PROBLEM REQUIREMENTS.
Every line below is to be copied exactly, with the pictures left out.

DATA TO PROCESS.

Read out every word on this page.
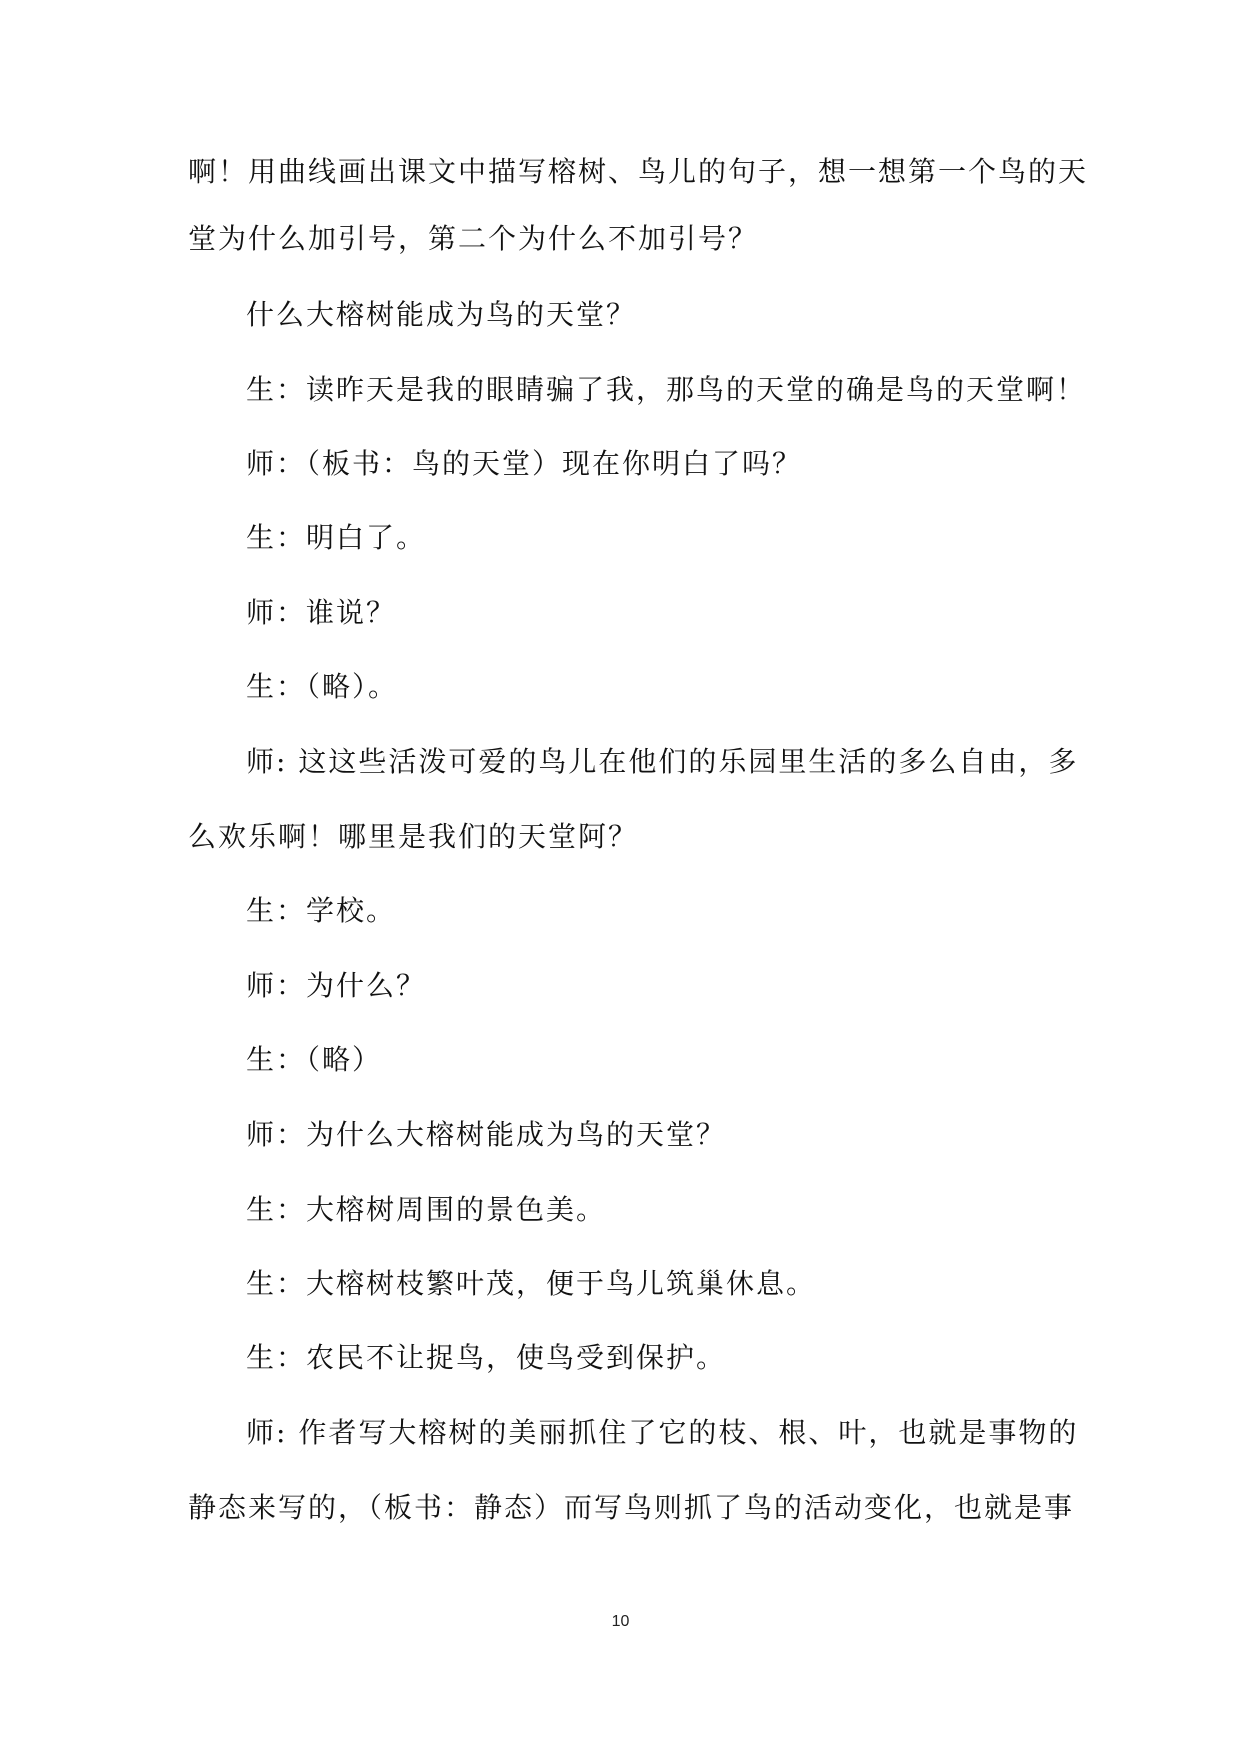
啊！用曲线画出课文中描写榕树、鸟儿的句子，想一想第一个鸟的天
堂为什么加引号，第二个为什么不加引号？
什么大榕树能成为鸟的天堂？
生：读昨天是我的眼睛骗了我，那鸟的天堂的确是鸟的天堂啊！
师：（板书：鸟的天堂）现在你明白了吗？
生：明白了。
师：谁说？
生：（略）。
师: 这这些活泼可爱的鸟儿在他们的乐园里生活的多么自由，多
么欢乐啊！哪里是我们的天堂阿？
生：学校。
师：为什么？
生：（略）
师：为什么大榕树能成为鸟的天堂？
生：大榕树周围的景色美。
生：大榕树枝繁叶茂，便于鸟儿筑巢休息。
生：农民不让捉鸟，使鸟受到保护。
师: 作者写大榕树的美丽抓住了它的枝、根、叶，也就是事物的
静态来写的，（板书：静态）而写鸟则抓了鸟的活动变化，也就是事
10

FULL OUTPUT.
Read out every word on this page.
啊！用曲线画出课文中描写榕树、鸟儿的句子，想一想第一个鸟的天
堂为什么加引号，第二个为什么不加引号？
什么大榕树能成为鸟的天堂？
生：读昨天是我的眼睛骗了我，那鸟的天堂的确是鸟的天堂啊！
师：（板书：鸟的天堂）现在你明白了吗？
生：明白了。
师：谁说？
生：（略）。
师: 这这些活泼可爱的鸟儿在他们的乐园里生活的多么自由，多
么欢乐啊！哪里是我们的天堂阿？
生：学校。
师：为什么？
生：（略）
师：为什么大榕树能成为鸟的天堂？
生：大榕树周围的景色美。
生：大榕树枝繁叶茂，便于鸟儿筑巢休息。
生：农民不让捉鸟，使鸟受到保护。
师: 作者写大榕树的美丽抓住了它的枝、根、叶，也就是事物的
静态来写的，（板书：静态）而写鸟则抓了鸟的活动变化，也就是事
10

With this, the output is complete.